__WHAT THE TASK ASKS__.
Omit every picture while repeating the entries exactly.
Begin INFORMATION GIVEN
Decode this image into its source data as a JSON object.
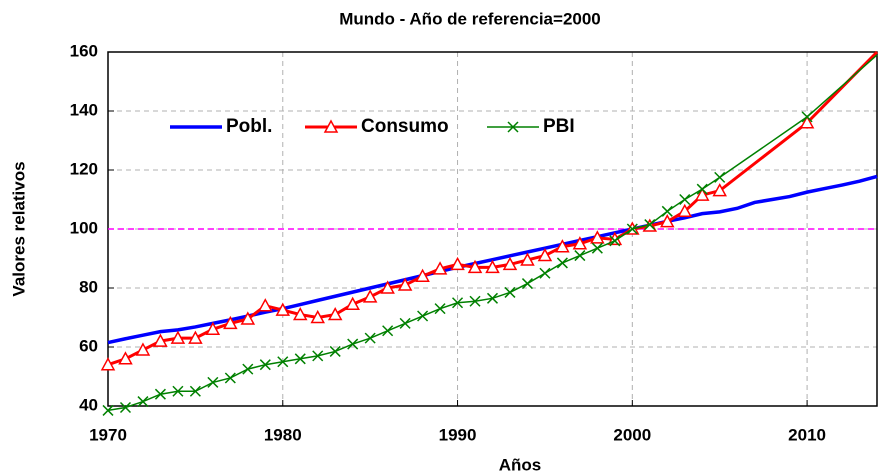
{
  "chart_data": {
    "type": "line",
    "title": "Mundo -  Año de referencia=2000",
    "x_label": "Años",
    "y_label": "Valores relativos",
    "xlim": [
      1970,
      2014
    ],
    "ylim": [
      40,
      160
    ],
    "xticks": [
      1970,
      1980,
      1990,
      2000,
      2010
    ],
    "yticks": [
      40,
      60,
      80,
      100,
      120,
      140,
      160
    ],
    "grid": true,
    "legend": "top-left",
    "reference_line": {
      "value": 100,
      "color": "#ff00ff"
    },
    "series": [
      {
        "name": "Pobl.",
        "color": "#0000ff",
        "marker": "none",
        "x": [
          1970,
          1971,
          1972,
          1973,
          1974,
          1975,
          1976,
          1977,
          1978,
          1979,
          1980,
          1981,
          1982,
          1983,
          1984,
          1985,
          1986,
          1987,
          1988,
          1989,
          1990,
          1991,
          1992,
          1993,
          1994,
          1995,
          1996,
          1997,
          1998,
          1999,
          2000,
          2001,
          2002,
          2003,
          2004,
          2005,
          2006,
          2007,
          2008,
          2009,
          2010,
          2011,
          2012,
          2013,
          2014
        ],
        "values": [
          61.5,
          62.8,
          64,
          65.2,
          65.8,
          66.8,
          68,
          69.2,
          70.5,
          71.8,
          73,
          74.4,
          75.8,
          77.2,
          78.6,
          80,
          81.4,
          82.8,
          84.2,
          85.6,
          87,
          88.3,
          89.6,
          90.9,
          92.2,
          93.5,
          94.8,
          96.1,
          97.4,
          98.7,
          100,
          101.3,
          102.6,
          103.8,
          105.2,
          105.8,
          107,
          109,
          110,
          111,
          112.5,
          113.7,
          114.9,
          116.2,
          117.8
        ]
      },
      {
        "name": "Consumo",
        "color": "#ff0000",
        "marker": "triangle",
        "x": [
          1970,
          1971,
          1972,
          1973,
          1974,
          1975,
          1976,
          1977,
          1978,
          1979,
          1980,
          1981,
          1982,
          1983,
          1984,
          1985,
          1986,
          1987,
          1988,
          1989,
          1990,
          1991,
          1992,
          1993,
          1994,
          1995,
          1996,
          1997,
          1998,
          1999,
          2000,
          2001,
          2002,
          2003,
          2004,
          2005,
          2010,
          2014
        ],
        "values": [
          54,
          56,
          59,
          62,
          63,
          63,
          66,
          68,
          69.5,
          74,
          72.5,
          71,
          70,
          71,
          74.5,
          77,
          80,
          81,
          84,
          86.5,
          88,
          87,
          87,
          88,
          89.5,
          91,
          94,
          95,
          97,
          96.5,
          100,
          101,
          102.5,
          106,
          111.5,
          113,
          136,
          160
        ]
      },
      {
        "name": "PBI",
        "color": "#008000",
        "marker": "x",
        "x": [
          1970,
          1971,
          1972,
          1973,
          1974,
          1975,
          1976,
          1977,
          1978,
          1979,
          1980,
          1981,
          1982,
          1983,
          1984,
          1985,
          1986,
          1987,
          1988,
          1989,
          1990,
          1991,
          1992,
          1993,
          1994,
          1995,
          1996,
          1997,
          1998,
          1999,
          2000,
          2001,
          2002,
          2003,
          2004,
          2005,
          2010,
          2014
        ],
        "values": [
          38.5,
          39.5,
          41.5,
          44,
          45,
          45,
          48,
          49.5,
          52.5,
          54,
          55,
          56,
          57,
          58.5,
          61,
          63,
          65.5,
          68,
          70.5,
          73,
          75,
          75.5,
          76.5,
          78.5,
          81.5,
          85,
          88.5,
          91,
          93.5,
          96,
          100,
          101.5,
          106,
          110,
          113.5,
          117.5,
          138,
          159
        ]
      }
    ]
  }
}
End INFORMATION GIVEN
__EXERCISE OUTPUT__.
Decode this image into its source data as a JSON object.
{
  "chart_data": {
    "type": "line",
    "title": "Mundo -  Año de referencia=2000",
    "x_label": "Años",
    "y_label": "Valores relativos",
    "xlim": [
      1970,
      2014
    ],
    "ylim": [
      40,
      160
    ],
    "xticks": [
      1970,
      1980,
      1990,
      2000,
      2010
    ],
    "yticks": [
      40,
      60,
      80,
      100,
      120,
      140,
      160
    ],
    "grid": true,
    "legend": "top-left",
    "reference_line": {
      "value": 100,
      "color": "#ff00ff"
    },
    "series": [
      {
        "name": "Pobl.",
        "color": "#0000ff",
        "marker": "none",
        "x": [
          1970,
          1971,
          1972,
          1973,
          1974,
          1975,
          1976,
          1977,
          1978,
          1979,
          1980,
          1981,
          1982,
          1983,
          1984,
          1985,
          1986,
          1987,
          1988,
          1989,
          1990,
          1991,
          1992,
          1993,
          1994,
          1995,
          1996,
          1997,
          1998,
          1999,
          2000,
          2001,
          2002,
          2003,
          2004,
          2005,
          2006,
          2007,
          2008,
          2009,
          2010,
          2011,
          2012,
          2013,
          2014
        ],
        "values": [
          61.5,
          62.8,
          64,
          65.2,
          65.8,
          66.8,
          68,
          69.2,
          70.5,
          71.8,
          73,
          74.4,
          75.8,
          77.2,
          78.6,
          80,
          81.4,
          82.8,
          84.2,
          85.6,
          87,
          88.3,
          89.6,
          90.9,
          92.2,
          93.5,
          94.8,
          96.1,
          97.4,
          98.7,
          100,
          101.3,
          102.6,
          103.8,
          105.2,
          105.8,
          107,
          109,
          110,
          111,
          112.5,
          113.7,
          114.9,
          116.2,
          117.8
        ]
      },
      {
        "name": "Consumo",
        "color": "#ff0000",
        "marker": "triangle",
        "x": [
          1970,
          1971,
          1972,
          1973,
          1974,
          1975,
          1976,
          1977,
          1978,
          1979,
          1980,
          1981,
          1982,
          1983,
          1984,
          1985,
          1986,
          1987,
          1988,
          1989,
          1990,
          1991,
          1992,
          1993,
          1994,
          1995,
          1996,
          1997,
          1998,
          1999,
          2000,
          2001,
          2002,
          2003,
          2004,
          2005,
          2010,
          2014
        ],
        "values": [
          54,
          56,
          59,
          62,
          63,
          63,
          66,
          68,
          69.5,
          74,
          72.5,
          71,
          70,
          71,
          74.5,
          77,
          80,
          81,
          84,
          86.5,
          88,
          87,
          87,
          88,
          89.5,
          91,
          94,
          95,
          97,
          96.5,
          100,
          101,
          102.5,
          106,
          111.5,
          113,
          136,
          160
        ]
      },
      {
        "name": "PBI",
        "color": "#008000",
        "marker": "x",
        "x": [
          1970,
          1971,
          1972,
          1973,
          1974,
          1975,
          1976,
          1977,
          1978,
          1979,
          1980,
          1981,
          1982,
          1983,
          1984,
          1985,
          1986,
          1987,
          1988,
          1989,
          1990,
          1991,
          1992,
          1993,
          1994,
          1995,
          1996,
          1997,
          1998,
          1999,
          2000,
          2001,
          2002,
          2003,
          2004,
          2005,
          2010,
          2014
        ],
        "values": [
          38.5,
          39.5,
          41.5,
          44,
          45,
          45,
          48,
          49.5,
          52.5,
          54,
          55,
          56,
          57,
          58.5,
          61,
          63,
          65.5,
          68,
          70.5,
          73,
          75,
          75.5,
          76.5,
          78.5,
          81.5,
          85,
          88.5,
          91,
          93.5,
          96,
          100,
          101.5,
          106,
          110,
          113.5,
          117.5,
          138,
          159
        ]
      }
    ]
  }
}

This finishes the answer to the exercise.